Par Laurent Quevilly

C'était en 1425 sous l'occupation anglaise. Digne d'un film de cape et d'épée, une course poursuite mémorable trouva son épilogue sanglant sur le marché de Duclair. Road moovie...

Tout commence par une trahison. Un beau jour, dans la bonne ville d’Avranches, la servante du sieur Boutelier dérobe à son maître un anneau d’or et quelques écus. En secret, elle s’en va trouver aussitôt Vigner, habile orfèvre de la place, pour qu’il fonde le tout et en façonne un objet à son goût.

Mais cette transaction ne restera pas longtemps caché.  Quand elle parvient aux oreilles de Boutelier, il envoie sur-le-champ un gaillard de ses amis pour toquer à la porte du bijoutier et donner de la voix.

Jehan Pesemerffhe, c'est son nom, surprend Vigner dans son atelier et l’interroge sans détour. L’orfèvre balbutie. Oui, il a bien reçu de la ribaude un anneau et un écu d’or. Un seul. Pesemerffhe lui conte alors comment ils sont parvenus entre ses mains. Entendant cela, le receleur jure de ne pas quitter Avranches tant que l'affaire ne sera pas réglée. Pesemerffhe, satisfait de cette promesse, quitte la boutique confiant. Trop confiant...

Vigner n’est pas homme de parole. À peine Pesemerffhe a-t-il tourné les talons que l’orfèvre plie bagage et s’enfuit à bride abattue vers Rouen, abandonnant ses engagements. Et les bijoux qu'il laisse, chemin faisant, dans un hôtel de Saint-Lô. C'est là sa première halte et la route est encore longue.

Rattrapé vers Yainville


Avertis et furieux de cette fuite, Boutelier et Pesemerffhe décident de se lancer à sa poursuite, flanqués de 
Jehan Brisebon et Colin Sansonleurs robustes serviteurs. Leurs maîtres seront bienôt présentés comme des Anglais. Mais ne sont-ils pas plutôt des Normands sujets de Henry VI. Qu'importe ! Nos quatre compères quittent Avranches sous un ciel gris d’automne, l'épée au côté, bien décidés à retrouver le fuyard pour récupérer leur bien

Et l'orfèvre est rattrapé par son destin sur le grand chemin de Caudebec à Duclair. Si le hasard fait bien les choses, la formule ne se démentira pas ici. Songeons que pour un anneau et quelques pièces, nos cavaliers ont parcouru plus de 200 kilomètres par des chemins sinueux. Il leur aura fallu trois, voire cinq jours, pour ne pas épuiser leur monture. A leur départ d'Avranches, qui aurait parié sur leur chance de tomber sur Vigner ! C'est pourtant dans la plaine d'Yainville qu'a lieu la rencontre improbable. Boutelier, les yeux flamboyants de colère : « Où sont mon anneau et mes écus que ma servante t’a donnés ? Rends-les-moi ! » Vigner : « Hélas, je ne les ai point sur moi. Ils sont à Saint-Lô, dans l’hôtel où j'ai élu domicile » Boutelier, hors de lui, saisit les rênes de la situation : « Cette fois, tu ne m’échapperas pas ! » La tension monte comme une bourrasque. Des mots acerbes fusent entre les deux hommes. Bientôt les coups. Encerclé par ses quatre poursuivant, Vigner, sent le piège se refermer. Alors il tente de s’enfuir. Mais Boutelier bondit, agrippe la robe de l'adversaire, le fait chuter à terre et lui assène un horion au visage. Et lève encore le poing. L'orfèvre se débat comme un beau diable, sentant sa fin prochaine. Mais que faire. Trucider ce receleur entêté, c'est dire adieu à ses bijoux. Les deux combattants conservent assez de sagesse pour convenir d'un arbitrage de la Justice. Ensemble, ils prennent la route de Duclair.

• • • • •

Consigne 1
Répondez aux questions suivantes sur le récit de la fuite de Vigner :
(a) Dans quelle ville la servante dérobe-t-elle l'anneau et les écus de son maître ?
(b) Où Vigner laisse-t-il les bijoux au cours de sa fuite ?
(c) Dans quelle plaine les poursuivants rencontrent-ils Vigner ?
Consigne 2
Poursuivez, s'il vous plaît, le récit de la fuite de Vigner à partir de sa dernière phrase.

Données recueillies
• • • • •

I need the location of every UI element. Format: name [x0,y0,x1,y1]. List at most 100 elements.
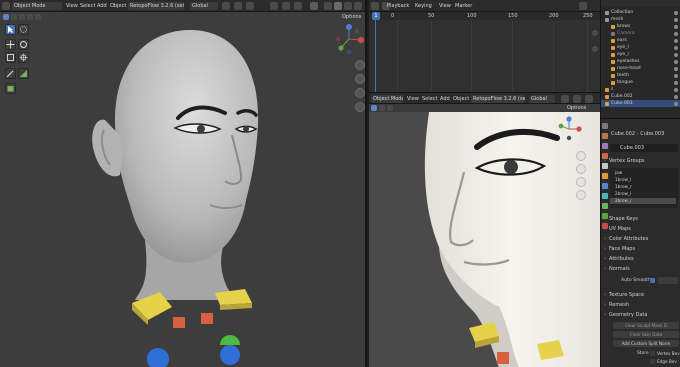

• • • • •

Réponse 1
(a) À Avranches.
(b) Dans un hôtel de Saint-Lô.
(c) Dans la plaine d'Yainville.

Réponse 2
Duel devant l'église



Des cris, des hénissements, des grognements de cochons. Nous sommes mardi, jour de marché, jour animé. On se presse autour des halles. Où donc est le sergent du Roi ? On indique sa position aux arrivants. Boutelier s’avance déjà dans cette direction, persuadé que Vigner le suivra. Quand l’orfèvre rusé profite de la foule pour s’y fondre et s’éclipser de la place du marché. Descendu de cheval, il dégaine son épée tout en courant vers l’église Saint-Denis, refuge inespéré. Pesemerffhe, vif comme l’éclair, se détache de ses trois comparses en lançant sa monture à la poursuite du bijoutier. Il le rattrape, il va l’immobiliser. Mais, acculé au mur de l'église, l'autre lui tranche de sa lame les nerfs de la main. Le sang gicle. Blessé mais obstiné, Pesemerffhe saute à terre, tire à son tour le fer du fourreau et riposte avec fureur. Cliquetis des lames, duel effréné. Vigner se défend avec l’énergie du désespoir. Le dénouement est proche...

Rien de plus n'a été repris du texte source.